◆ **Material to process**:
## Begin

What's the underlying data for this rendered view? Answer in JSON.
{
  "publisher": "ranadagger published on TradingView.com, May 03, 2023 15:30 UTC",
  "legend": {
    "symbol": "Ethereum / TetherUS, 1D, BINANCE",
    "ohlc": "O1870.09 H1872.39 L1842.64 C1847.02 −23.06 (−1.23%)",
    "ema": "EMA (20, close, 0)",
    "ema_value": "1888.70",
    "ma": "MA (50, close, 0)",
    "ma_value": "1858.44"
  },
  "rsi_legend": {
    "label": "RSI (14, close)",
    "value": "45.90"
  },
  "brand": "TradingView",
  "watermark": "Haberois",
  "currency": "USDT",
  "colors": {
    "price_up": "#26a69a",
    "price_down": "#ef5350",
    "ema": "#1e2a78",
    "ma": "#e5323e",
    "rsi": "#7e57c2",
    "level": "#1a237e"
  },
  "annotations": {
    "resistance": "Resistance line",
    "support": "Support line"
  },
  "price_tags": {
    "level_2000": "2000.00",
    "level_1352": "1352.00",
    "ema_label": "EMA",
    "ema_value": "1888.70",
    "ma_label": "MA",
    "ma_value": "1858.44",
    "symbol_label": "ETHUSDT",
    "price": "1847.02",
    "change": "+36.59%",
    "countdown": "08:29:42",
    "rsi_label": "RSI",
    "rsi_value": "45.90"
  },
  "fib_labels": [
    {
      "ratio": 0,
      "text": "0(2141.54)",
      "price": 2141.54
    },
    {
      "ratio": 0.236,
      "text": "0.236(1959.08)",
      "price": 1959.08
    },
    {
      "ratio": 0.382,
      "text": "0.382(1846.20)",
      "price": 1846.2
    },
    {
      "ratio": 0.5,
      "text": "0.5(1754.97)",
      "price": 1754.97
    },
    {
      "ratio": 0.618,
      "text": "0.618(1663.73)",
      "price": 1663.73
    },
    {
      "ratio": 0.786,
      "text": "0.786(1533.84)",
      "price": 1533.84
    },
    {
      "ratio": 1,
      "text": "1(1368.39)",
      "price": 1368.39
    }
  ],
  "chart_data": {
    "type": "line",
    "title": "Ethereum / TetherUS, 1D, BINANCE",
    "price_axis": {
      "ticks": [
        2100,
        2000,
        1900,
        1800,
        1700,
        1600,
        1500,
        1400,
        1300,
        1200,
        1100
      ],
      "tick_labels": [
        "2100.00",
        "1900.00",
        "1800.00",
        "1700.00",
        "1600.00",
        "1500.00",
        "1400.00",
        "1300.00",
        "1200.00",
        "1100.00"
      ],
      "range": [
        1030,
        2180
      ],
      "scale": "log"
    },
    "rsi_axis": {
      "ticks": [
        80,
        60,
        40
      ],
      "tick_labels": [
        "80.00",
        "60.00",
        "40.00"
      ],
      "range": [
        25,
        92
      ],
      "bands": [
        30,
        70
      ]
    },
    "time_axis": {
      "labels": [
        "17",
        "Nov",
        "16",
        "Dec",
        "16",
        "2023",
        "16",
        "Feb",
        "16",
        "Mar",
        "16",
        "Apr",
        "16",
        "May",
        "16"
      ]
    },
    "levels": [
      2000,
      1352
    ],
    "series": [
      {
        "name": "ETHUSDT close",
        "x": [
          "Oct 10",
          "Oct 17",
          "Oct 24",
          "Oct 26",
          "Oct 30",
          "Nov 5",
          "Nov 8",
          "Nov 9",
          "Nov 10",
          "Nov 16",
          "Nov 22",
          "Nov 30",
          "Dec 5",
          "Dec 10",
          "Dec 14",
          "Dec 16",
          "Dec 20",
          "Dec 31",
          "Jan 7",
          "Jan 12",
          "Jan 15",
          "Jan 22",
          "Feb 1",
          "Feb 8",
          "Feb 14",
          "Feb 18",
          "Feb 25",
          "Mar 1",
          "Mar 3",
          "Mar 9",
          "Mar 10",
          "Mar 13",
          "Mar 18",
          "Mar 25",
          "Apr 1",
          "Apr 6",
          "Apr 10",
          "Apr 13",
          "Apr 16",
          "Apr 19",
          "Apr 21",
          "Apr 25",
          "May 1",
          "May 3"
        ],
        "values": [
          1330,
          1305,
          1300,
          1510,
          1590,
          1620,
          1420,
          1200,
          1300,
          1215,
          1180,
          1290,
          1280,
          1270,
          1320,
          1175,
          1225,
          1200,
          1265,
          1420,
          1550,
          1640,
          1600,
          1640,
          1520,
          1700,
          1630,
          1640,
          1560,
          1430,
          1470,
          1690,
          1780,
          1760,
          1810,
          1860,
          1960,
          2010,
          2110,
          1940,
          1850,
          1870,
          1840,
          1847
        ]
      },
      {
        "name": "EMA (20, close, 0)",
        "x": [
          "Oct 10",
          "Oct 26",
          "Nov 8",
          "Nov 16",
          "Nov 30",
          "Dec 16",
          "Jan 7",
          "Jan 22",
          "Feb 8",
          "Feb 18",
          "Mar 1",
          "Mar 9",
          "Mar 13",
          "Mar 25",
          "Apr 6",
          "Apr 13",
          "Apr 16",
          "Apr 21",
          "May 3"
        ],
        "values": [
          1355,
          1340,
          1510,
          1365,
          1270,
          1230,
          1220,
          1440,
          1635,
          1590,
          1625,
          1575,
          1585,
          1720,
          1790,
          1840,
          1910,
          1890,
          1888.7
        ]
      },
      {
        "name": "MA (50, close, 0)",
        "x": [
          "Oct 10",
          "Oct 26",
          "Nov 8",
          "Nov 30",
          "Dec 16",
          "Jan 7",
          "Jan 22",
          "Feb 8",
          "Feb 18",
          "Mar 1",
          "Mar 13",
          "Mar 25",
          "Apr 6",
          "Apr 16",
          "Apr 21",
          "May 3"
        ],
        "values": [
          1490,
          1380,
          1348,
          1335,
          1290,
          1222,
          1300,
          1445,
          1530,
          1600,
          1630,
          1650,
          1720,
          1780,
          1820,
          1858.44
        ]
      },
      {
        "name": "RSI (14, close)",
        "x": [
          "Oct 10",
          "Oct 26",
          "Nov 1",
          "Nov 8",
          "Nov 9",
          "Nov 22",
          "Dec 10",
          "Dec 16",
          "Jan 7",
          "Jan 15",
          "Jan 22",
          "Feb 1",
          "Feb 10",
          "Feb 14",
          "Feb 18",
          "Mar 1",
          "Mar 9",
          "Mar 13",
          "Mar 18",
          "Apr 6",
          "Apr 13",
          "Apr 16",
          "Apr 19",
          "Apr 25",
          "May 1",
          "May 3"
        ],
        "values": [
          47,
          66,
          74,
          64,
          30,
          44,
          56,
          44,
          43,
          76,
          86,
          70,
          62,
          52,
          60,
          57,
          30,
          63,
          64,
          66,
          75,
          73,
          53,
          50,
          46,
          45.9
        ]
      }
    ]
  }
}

## End

◆ **Exercise task**: Repeat each entry word for word.

◆ **Result for this task**:
What's the underlying data for this rendered view? Answer in JSON.
{
  "publisher": "ranadagger published on TradingView.com, May 03, 2023 15:30 UTC",
  "legend": {
    "symbol": "Ethereum / TetherUS, 1D, BINANCE",
    "ohlc": "O1870.09 H1872.39 L1842.64 C1847.02 −23.06 (−1.23%)",
    "ema": "EMA (20, close, 0)",
    "ema_value": "1888.70",
    "ma": "MA (50, close, 0)",
    "ma_value": "1858.44"
  },
  "rsi_legend": {
    "label": "RSI (14, close)",
    "value": "45.90"
  },
  "brand": "TradingView",
  "watermark": "Haberois",
  "currency": "USDT",
  "colors": {
    "price_up": "#26a69a",
    "price_down": "#ef5350",
    "ema": "#1e2a78",
    "ma": "#e5323e",
    "rsi": "#7e57c2",
    "level": "#1a237e"
  },
  "annotations": {
    "resistance": "Resistance line",
    "support": "Support line"
  },
  "price_tags": {
    "level_2000": "2000.00",
    "level_1352": "1352.00",
    "ema_label": "EMA",
    "ema_value": "1888.70",
    "ma_label": "MA",
    "ma_value": "1858.44",
    "symbol_label": "ETHUSDT",
    "price": "1847.02",
    "change": "+36.59%",
    "countdown": "08:29:42",
    "rsi_label": "RSI",
    "rsi_value": "45.90"
  },
  "fib_labels": [
    {
      "ratio": 0,
      "text": "0(2141.54)",
      "price": 2141.54
    },
    {
      "ratio": 0.236,
      "text": "0.236(1959.08)",
      "price": 1959.08
    },
    {
      "ratio": 0.382,
      "text": "0.382(1846.20)",
      "price": 1846.2
    },
    {
      "ratio": 0.5,
      "text": "0.5(1754.97)",
      "price": 1754.97
    },
    {
      "ratio": 0.618,
      "text": "0.618(1663.73)",
      "price": 1663.73
    },
    {
      "ratio": 0.786,
      "text": "0.786(1533.84)",
      "price": 1533.84
    },
    {
      "ratio": 1,
      "text": "1(1368.39)",
      "price": 1368.39
    }
  ],
  "chart_data": {
    "type": "line",
    "title": "Ethereum / TetherUS, 1D, BINANCE",
    "price_axis": {
      "ticks": [
        2100,
        2000,
        1900,
        1800,
        1700,
        1600,
        1500,
        1400,
        1300,
        1200,
        1100
      ],
      "tick_labels": [
        "2100.00",
        "1900.00",
        "1800.00",
        "1700.00",
        "1600.00",
        "1500.00",
        "1400.00",
        "1300.00",
        "1200.00",
        "1100.00"
      ],
      "range": [
        1030,
        2180
      ],
      "scale": "log"
    },
    "rsi_axis": {
      "ticks": [
        80,
        60,
        40
      ],
      "tick_labels": [
        "80.00",
        "60.00",
        "40.00"
      ],
      "range": [
        25,
        92
      ],
      "bands": [
        30,
        70
      ]
    },
    "time_axis": {
      "labels": [
        "17",
        "Nov",
        "16",
        "Dec",
        "16",
        "2023",
        "16",
        "Feb",
        "16",
        "Mar",
        "16",
        "Apr",
        "16",
        "May",
        "16"
      ]
    },
    "levels": [
      2000,
      1352
    ],
    "series": [
      {
        "name": "ETHUSDT close",
        "x": [
          "Oct 10",
          "Oct 17",
          "Oct 24",
          "Oct 26",
          "Oct 30",
          "Nov 5",
          "Nov 8",
          "Nov 9",
          "Nov 10",
          "Nov 16",
          "Nov 22",
          "Nov 30",
          "Dec 5",
          "Dec 10",
          "Dec 14",
          "Dec 16",
          "Dec 20",
          "Dec 31",
          "Jan 7",
          "Jan 12",
          "Jan 15",
          "Jan 22",
          "Feb 1",
          "Feb 8",
          "Feb 14",
          "Feb 18",
          "Feb 25",
          "Mar 1",
          "Mar 3",
          "Mar 9",
          "Mar 10",
          "Mar 13",
          "Mar 18",
          "Mar 25",
          "Apr 1",
          "Apr 6",
          "Apr 10",
          "Apr 13",
          "Apr 16",
          "Apr 19",
          "Apr 21",
          "Apr 25",
          "May 1",
          "May 3"
        ],
        "values": [
          1330,
          1305,
          1300,
          1510,
          1590,
          1620,
          1420,
          1200,
          1300,
          1215,
          1180,
          1290,
          1280,
          1270,
          1320,
          1175,
          1225,
          1200,
          1265,
          1420,
          1550,
          1640,
          1600,
          1640,
          1520,
          1700,
          1630,
          1640,
          1560,
          1430,
          1470,
          1690,
          1780,
          1760,
          1810,
          1860,
          1960,
          2010,
          2110,
          1940,
          1850,
          1870,
          1840,
          1847
        ]
      },
      {
        "name": "EMA (20, close, 0)",
        "x": [
          "Oct 10",
          "Oct 26",
          "Nov 8",
          "Nov 16",
          "Nov 30",
          "Dec 16",
          "Jan 7",
          "Jan 22",
          "Feb 8",
          "Feb 18",
          "Mar 1",
          "Mar 9",
          "Mar 13",
          "Mar 25",
          "Apr 6",
          "Apr 13",
          "Apr 16",
          "Apr 21",
          "May 3"
        ],
        "values": [
          1355,
          1340,
          1510,
          1365,
          1270,
          1230,
          1220,
          1440,
          1635,
          1590,
          1625,
          1575,
          1585,
          1720,
          1790,
          1840,
          1910,
          1890,
          1888.7
        ]
      },
      {
        "name": "MA (50, close, 0)",
        "x": [
          "Oct 10",
          "Oct 26",
          "Nov 8",
          "Nov 30",
          "Dec 16",
          "Jan 7",
          "Jan 22",
          "Feb 8",
          "Feb 18",
          "Mar 1",
          "Mar 13",
          "Mar 25",
          "Apr 6",
          "Apr 16",
          "Apr 21",
          "May 3"
        ],
        "values": [
          1490,
          1380,
          1348,
          1335,
          1290,
          1222,
          1300,
          1445,
          1530,
          1600,
          1630,
          1650,
          1720,
          1780,
          1820,
          1858.44
        ]
      },
      {
        "name": "RSI (14, close)",
        "x": [
          "Oct 10",
          "Oct 26",
          "Nov 1",
          "Nov 8",
          "Nov 9",
          "Nov 22",
          "Dec 10",
          "Dec 16",
          "Jan 7",
          "Jan 15",
          "Jan 22",
          "Feb 1",
          "Feb 10",
          "Feb 14",
          "Feb 18",
          "Mar 1",
          "Mar 9",
          "Mar 13",
          "Mar 18",
          "Apr 6",
          "Apr 13",
          "Apr 16",
          "Apr 19",
          "Apr 25",
          "May 1",
          "May 3"
        ],
        "values": [
          47,
          66,
          74,
          64,
          30,
          44,
          56,
          44,
          43,
          76,
          86,
          70,
          62,
          52,
          60,
          57,
          30,
          63,
          64,
          66,
          75,
          73,
          53,
          50,
          46,
          45.9
        ]
      }
    ]
  }
}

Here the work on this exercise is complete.